SUPPLIED RECORDS -
┌──

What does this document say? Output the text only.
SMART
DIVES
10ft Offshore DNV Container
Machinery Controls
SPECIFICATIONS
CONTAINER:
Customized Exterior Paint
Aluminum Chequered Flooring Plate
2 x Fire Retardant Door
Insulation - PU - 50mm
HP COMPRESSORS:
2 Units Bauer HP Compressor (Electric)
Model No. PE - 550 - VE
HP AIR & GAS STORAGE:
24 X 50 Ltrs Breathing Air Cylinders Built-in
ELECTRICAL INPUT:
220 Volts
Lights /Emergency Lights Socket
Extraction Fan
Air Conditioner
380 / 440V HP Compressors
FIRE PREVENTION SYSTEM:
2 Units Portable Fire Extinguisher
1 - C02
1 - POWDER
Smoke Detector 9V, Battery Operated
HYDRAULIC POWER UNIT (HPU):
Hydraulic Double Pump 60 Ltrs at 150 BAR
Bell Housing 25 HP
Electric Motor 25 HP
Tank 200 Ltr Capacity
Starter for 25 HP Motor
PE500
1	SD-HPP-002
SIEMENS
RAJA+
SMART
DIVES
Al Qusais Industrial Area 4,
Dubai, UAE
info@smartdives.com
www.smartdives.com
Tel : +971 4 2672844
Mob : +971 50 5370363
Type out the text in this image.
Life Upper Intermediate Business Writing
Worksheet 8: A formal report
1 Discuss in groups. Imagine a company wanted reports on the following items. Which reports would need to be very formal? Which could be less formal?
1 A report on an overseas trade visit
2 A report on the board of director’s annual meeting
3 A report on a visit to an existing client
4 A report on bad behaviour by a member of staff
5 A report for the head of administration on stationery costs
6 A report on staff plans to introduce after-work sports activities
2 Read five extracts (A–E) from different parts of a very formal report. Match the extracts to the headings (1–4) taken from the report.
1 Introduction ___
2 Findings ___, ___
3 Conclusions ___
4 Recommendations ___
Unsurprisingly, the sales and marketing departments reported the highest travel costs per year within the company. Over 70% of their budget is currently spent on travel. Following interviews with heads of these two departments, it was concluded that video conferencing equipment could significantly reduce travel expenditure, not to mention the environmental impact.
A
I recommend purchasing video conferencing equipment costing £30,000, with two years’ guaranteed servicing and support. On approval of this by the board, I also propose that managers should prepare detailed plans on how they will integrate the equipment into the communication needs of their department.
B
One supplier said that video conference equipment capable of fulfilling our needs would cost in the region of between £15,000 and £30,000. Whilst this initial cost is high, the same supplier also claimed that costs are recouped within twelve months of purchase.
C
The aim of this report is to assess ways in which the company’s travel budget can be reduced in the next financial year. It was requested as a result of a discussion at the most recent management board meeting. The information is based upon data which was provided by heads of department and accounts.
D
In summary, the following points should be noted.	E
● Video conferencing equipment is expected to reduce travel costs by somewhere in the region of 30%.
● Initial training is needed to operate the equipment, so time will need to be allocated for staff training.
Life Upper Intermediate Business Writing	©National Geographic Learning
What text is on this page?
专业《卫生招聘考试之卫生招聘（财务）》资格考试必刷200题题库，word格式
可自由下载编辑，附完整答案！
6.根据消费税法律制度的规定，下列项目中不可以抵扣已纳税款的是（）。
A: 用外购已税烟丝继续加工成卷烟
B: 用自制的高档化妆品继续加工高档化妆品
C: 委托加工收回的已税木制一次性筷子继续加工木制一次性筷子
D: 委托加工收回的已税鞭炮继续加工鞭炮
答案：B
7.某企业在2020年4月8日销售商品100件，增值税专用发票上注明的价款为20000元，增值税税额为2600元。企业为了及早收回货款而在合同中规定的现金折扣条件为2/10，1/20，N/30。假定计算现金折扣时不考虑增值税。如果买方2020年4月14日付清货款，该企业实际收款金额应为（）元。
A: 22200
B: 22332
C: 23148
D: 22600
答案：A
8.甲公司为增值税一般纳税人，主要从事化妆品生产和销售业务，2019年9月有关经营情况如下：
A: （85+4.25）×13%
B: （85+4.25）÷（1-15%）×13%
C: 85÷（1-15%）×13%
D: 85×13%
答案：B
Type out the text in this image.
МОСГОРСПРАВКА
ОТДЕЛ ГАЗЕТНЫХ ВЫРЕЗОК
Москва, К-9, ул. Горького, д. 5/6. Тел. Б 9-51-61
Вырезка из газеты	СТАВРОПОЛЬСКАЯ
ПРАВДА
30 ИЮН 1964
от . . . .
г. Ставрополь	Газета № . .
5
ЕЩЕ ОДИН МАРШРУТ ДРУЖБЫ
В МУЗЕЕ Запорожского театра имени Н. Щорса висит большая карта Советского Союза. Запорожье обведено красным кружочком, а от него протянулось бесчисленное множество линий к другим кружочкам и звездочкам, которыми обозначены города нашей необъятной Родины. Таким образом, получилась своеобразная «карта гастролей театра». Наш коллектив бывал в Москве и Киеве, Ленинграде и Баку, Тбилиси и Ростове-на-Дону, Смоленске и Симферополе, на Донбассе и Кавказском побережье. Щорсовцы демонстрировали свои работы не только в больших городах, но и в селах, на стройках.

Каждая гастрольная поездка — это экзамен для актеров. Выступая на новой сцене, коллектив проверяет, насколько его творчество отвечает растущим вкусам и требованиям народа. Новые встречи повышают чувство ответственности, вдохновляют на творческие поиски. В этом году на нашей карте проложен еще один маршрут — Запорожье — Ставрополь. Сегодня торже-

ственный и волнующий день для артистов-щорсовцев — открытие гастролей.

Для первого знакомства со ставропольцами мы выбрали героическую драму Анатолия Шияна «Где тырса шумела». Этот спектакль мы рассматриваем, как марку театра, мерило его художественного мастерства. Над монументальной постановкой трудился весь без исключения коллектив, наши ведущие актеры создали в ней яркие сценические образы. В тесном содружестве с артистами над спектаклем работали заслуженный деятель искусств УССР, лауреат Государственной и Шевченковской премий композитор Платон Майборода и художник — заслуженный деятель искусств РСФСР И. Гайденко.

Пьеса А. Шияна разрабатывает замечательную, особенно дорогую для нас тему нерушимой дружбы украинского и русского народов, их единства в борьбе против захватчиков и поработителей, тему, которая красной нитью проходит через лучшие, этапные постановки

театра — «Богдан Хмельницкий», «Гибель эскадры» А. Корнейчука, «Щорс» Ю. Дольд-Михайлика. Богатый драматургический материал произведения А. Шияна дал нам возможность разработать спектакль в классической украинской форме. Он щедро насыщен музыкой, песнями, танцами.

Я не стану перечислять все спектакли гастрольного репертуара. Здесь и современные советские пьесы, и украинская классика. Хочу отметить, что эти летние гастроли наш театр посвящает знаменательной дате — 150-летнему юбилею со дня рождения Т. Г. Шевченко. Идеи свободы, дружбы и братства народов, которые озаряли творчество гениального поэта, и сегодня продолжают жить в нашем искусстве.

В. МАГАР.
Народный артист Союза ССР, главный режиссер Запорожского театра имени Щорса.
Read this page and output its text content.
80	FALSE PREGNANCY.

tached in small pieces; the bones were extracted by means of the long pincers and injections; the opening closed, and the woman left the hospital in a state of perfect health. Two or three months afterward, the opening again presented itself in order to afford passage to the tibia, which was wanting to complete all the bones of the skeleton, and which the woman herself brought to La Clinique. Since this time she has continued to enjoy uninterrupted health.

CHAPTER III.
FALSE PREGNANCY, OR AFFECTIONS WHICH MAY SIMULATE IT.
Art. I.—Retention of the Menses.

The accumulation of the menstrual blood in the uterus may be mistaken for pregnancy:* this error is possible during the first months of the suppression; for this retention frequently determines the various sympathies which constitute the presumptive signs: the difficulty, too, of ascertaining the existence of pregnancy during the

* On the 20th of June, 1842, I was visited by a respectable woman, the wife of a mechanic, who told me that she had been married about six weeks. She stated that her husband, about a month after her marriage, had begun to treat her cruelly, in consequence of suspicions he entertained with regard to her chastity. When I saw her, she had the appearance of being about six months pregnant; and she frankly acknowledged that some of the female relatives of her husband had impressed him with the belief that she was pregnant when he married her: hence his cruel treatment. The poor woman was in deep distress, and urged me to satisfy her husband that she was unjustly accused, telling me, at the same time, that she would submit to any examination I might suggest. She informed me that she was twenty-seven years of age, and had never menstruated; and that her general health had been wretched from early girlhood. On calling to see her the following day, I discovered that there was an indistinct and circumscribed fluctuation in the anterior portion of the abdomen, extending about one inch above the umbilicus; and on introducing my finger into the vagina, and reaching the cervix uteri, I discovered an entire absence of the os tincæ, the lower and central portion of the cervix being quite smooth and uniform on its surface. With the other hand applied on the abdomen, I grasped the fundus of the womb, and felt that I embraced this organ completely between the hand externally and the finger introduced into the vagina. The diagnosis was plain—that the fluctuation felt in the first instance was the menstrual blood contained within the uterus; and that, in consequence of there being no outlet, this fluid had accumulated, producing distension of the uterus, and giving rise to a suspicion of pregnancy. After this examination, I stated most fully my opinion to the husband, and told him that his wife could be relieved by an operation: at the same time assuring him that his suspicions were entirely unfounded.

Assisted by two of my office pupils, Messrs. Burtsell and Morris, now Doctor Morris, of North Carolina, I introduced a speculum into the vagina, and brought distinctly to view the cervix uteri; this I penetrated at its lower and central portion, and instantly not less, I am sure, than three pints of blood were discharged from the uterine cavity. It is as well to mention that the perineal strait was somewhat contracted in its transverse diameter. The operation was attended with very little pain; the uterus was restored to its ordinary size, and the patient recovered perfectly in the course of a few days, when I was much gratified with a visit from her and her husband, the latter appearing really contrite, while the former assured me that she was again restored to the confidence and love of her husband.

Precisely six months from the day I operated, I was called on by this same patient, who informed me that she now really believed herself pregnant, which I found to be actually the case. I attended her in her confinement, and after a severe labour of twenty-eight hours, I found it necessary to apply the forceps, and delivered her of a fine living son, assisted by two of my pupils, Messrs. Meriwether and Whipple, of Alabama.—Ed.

└──

Every line of the records that includes the word "heads" should be gathered.

TASK SOLUTION -
Unsurprisingly, the sales and marketing departments reported the highest travel costs per year within the company. Over 70% of their budget is currently spent on travel. Following interviews with heads of these two departments, it was concluded that video conferencing equipment could significantly reduce travel expenditure, not to mention the environmental impact.
The aim of this report is to assess ways in which the company’s travel budget can be reduced in the next financial year. It was requested as a result of a discussion at the most recent management board meeting. The information is based upon data which was provided by heads of department and accounts.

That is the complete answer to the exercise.